=== Data shown ===

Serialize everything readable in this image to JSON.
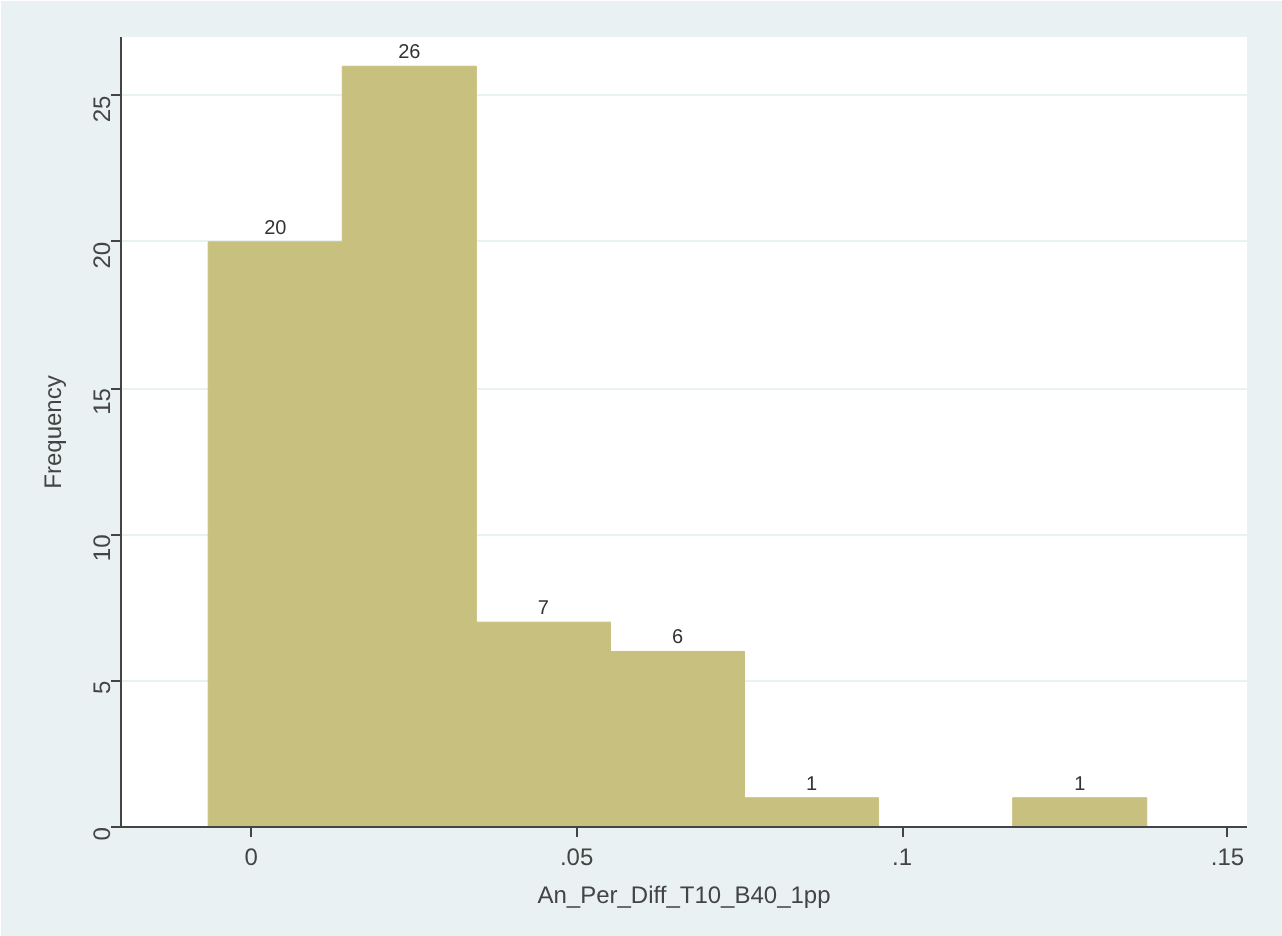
{
  "chart_data": {
    "type": "histogram",
    "xlabel": "An_Per_Diff_T10_B40_1pp",
    "ylabel": "Frequency",
    "bins": [
      -0.0066,
      0.014,
      0.0346,
      0.0552,
      0.0758,
      0.0964,
      0.117,
      0.1376
    ],
    "values": [
      20,
      26,
      7,
      6,
      1,
      0,
      1
    ],
    "color": "#c8c07e",
    "value_labels": [
      "20",
      "26",
      "7",
      "6",
      "1",
      null,
      "1"
    ],
    "xlim": [
      -0.02,
      0.153
    ],
    "ylim": [
      0,
      27
    ],
    "xticks": [
      {
        "value": 0,
        "label": "0"
      },
      {
        "value": 0.05,
        "label": ".05"
      },
      {
        "value": 0.1,
        "label": ".1"
      },
      {
        "value": 0.15,
        "label": ".15"
      }
    ],
    "yticks": [
      0,
      5,
      10,
      15,
      20,
      25
    ],
    "grid": "y"
  }
}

===

### What the task asks
Reproduce the listing exactly. Leave its pictures out.

### Response for this exercise
Serialize everything readable in this image to JSON.
{
  "chart_data": {
    "type": "histogram",
    "xlabel": "An_Per_Diff_T10_B40_1pp",
    "ylabel": "Frequency",
    "bins": [
      -0.0066,
      0.014,
      0.0346,
      0.0552,
      0.0758,
      0.0964,
      0.117,
      0.1376
    ],
    "values": [
      20,
      26,
      7,
      6,
      1,
      0,
      1
    ],
    "color": "#c8c07e",
    "value_labels": [
      "20",
      "26",
      "7",
      "6",
      "1",
      null,
      "1"
    ],
    "xlim": [
      -0.02,
      0.153
    ],
    "ylim": [
      0,
      27
    ],
    "xticks": [
      {
        "value": 0,
        "label": "0"
      },
      {
        "value": 0.05,
        "label": ".05"
      },
      {
        "value": 0.1,
        "label": ".1"
      },
      {
        "value": 0.15,
        "label": ".15"
      }
    ],
    "yticks": [
      0,
      5,
      10,
      15,
      20,
      25
    ],
    "grid": "y"
  }
}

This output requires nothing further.